-- The input --
· · · ·

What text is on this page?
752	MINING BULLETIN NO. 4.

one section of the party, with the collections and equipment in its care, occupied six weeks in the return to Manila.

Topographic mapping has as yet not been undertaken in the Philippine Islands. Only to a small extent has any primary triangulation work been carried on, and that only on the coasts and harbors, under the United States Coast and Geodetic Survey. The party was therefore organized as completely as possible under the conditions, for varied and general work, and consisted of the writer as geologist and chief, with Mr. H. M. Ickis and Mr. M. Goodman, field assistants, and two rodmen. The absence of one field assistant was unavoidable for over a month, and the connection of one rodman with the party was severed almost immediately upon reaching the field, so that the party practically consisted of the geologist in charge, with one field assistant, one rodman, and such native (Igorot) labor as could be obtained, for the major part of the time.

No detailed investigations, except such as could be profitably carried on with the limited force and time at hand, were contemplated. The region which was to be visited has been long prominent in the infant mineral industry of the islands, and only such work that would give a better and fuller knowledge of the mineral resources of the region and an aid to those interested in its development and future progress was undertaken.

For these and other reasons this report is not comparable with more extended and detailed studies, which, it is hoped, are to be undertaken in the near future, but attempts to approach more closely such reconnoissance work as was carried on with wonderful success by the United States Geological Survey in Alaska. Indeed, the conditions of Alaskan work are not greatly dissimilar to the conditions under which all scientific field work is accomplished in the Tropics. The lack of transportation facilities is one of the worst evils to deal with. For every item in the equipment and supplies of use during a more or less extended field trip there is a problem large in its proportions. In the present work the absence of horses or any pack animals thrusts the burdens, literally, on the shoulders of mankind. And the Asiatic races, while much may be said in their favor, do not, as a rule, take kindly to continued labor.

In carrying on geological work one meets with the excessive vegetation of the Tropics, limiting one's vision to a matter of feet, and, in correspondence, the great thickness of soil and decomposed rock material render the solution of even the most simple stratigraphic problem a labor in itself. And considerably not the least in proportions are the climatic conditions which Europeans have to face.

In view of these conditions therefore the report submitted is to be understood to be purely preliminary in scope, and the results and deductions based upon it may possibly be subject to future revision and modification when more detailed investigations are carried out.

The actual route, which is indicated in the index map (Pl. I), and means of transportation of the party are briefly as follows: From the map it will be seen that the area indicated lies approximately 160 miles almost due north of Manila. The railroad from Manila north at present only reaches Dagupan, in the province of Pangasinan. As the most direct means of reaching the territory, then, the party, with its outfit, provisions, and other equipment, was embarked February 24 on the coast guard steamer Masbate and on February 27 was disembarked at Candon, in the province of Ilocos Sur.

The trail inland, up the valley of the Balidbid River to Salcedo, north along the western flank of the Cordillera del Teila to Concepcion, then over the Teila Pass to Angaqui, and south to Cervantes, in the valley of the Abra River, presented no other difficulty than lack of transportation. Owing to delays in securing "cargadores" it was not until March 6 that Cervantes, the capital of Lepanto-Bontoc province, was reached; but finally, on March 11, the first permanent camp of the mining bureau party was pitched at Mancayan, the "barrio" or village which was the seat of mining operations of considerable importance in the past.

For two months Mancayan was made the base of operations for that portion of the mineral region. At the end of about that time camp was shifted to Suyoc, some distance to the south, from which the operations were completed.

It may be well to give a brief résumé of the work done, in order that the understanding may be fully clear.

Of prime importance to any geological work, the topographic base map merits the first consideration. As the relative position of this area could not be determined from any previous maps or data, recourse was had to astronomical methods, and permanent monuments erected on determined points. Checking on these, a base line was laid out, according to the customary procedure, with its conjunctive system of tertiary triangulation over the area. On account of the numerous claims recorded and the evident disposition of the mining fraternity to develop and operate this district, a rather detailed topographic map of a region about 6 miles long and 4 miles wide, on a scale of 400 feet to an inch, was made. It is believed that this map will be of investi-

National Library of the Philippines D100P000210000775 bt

· · · ·

-- Directions --
Copy out each line above, character for character.

-- Answer for this exercise --
What text is on this page?
752	MINING BULLETIN NO. 4.

one section of the party, with the collections and equipment in its care, occupied six weeks in the return to Manila.

Topographic mapping has as yet not been undertaken in the Philippine Islands. Only to a small extent has any primary triangulation work been carried on, and that only on the coasts and harbors, under the United States Coast and Geodetic Survey. The party was therefore organized as completely as possible under the conditions, for varied and general work, and consisted of the writer as geologist and chief, with Mr. H. M. Ickis and Mr. M. Goodman, field assistants, and two rodmen. The absence of one field assistant was unavoidable for over a month, and the connection of one rodman with the party was severed almost immediately upon reaching the field, so that the party practically consisted of the geologist in charge, with one field assistant, one rodman, and such native (Igorot) labor as could be obtained, for the major part of the time.

No detailed investigations, except such as could be profitably carried on with the limited force and time at hand, were contemplated. The region which was to be visited has been long prominent in the infant mineral industry of the islands, and only such work that would give a better and fuller knowledge of the mineral resources of the region and an aid to those interested in its development and future progress was undertaken.

For these and other reasons this report is not comparable with more extended and detailed studies, which, it is hoped, are to be undertaken in the near future, but attempts to approach more closely such reconnoissance work as was carried on with wonderful success by the United States Geological Survey in Alaska. Indeed, the conditions of Alaskan work are not greatly dissimilar to the conditions under which all scientific field work is accomplished in the Tropics. The lack of transportation facilities is one of the worst evils to deal with. For every item in the equipment and supplies of use during a more or less extended field trip there is a problem large in its proportions. In the present work the absence of horses or any pack animals thrusts the burdens, literally, on the shoulders of mankind. And the Asiatic races, while much may be said in their favor, do not, as a rule, take kindly to continued labor.

In carrying on geological work one meets with the excessive vegetation of the Tropics, limiting one's vision to a matter of feet, and, in correspondence, the great thickness of soil and decomposed rock material render the solution of even the most simple stratigraphic problem a labor in itself. And considerably not the least in proportions are the climatic conditions which Europeans have to face.

In view of these conditions therefore the report submitted is to be understood to be purely preliminary in scope, and the results and deductions based upon it may possibly be subject to future revision and modification when more detailed investigations are carried out.

The actual route, which is indicated in the index map (Pl. I), and means of transportation of the party are briefly as follows: From the map it will be seen that the area indicated lies approximately 160 miles almost due north of Manila. The railroad from Manila north at present only reaches Dagupan, in the province of Pangasinan. As the most direct means of reaching the territory, then, the party, with its outfit, provisions, and other equipment, was embarked February 24 on the coast guard steamer Masbate and on February 27 was disembarked at Candon, in the province of Ilocos Sur.

The trail inland, up the valley of the Balidbid River to Salcedo, north along the western flank of the Cordillera del Teila to Concepcion, then over the Teila Pass to Angaqui, and south to Cervantes, in the valley of the Abra River, presented no other difficulty than lack of transportation. Owing to delays in securing "cargadores" it was not until March 6 that Cervantes, the capital of Lepanto-Bontoc province, was reached; but finally, on March 11, the first permanent camp of the mining bureau party was pitched at Mancayan, the "barrio" or village which was the seat of mining operations of considerable importance in the past.

For two months Mancayan was made the base of operations for that portion of the mineral region. At the end of about that time camp was shifted to Suyoc, some distance to the south, from which the operations were completed.

It may be well to give a brief résumé of the work done, in order that the understanding may be fully clear.

Of prime importance to any geological work, the topographic base map merits the first consideration. As the relative position of this area could not be determined from any previous maps or data, recourse was had to astronomical methods, and permanent monuments erected on determined points. Checking on these, a base line was laid out, according to the customary procedure, with its conjunctive system of tertiary triangulation over the area. On account of the numerous claims recorded and the evident disposition of the mining fraternity to develop and operate this district, a rather detailed topographic map of a region about 6 miles long and 4 miles wide, on a scale of 400 feet to an inch, was made. It is believed that this map will be of investi-

National Library of the Philippines D100P000210000775 bt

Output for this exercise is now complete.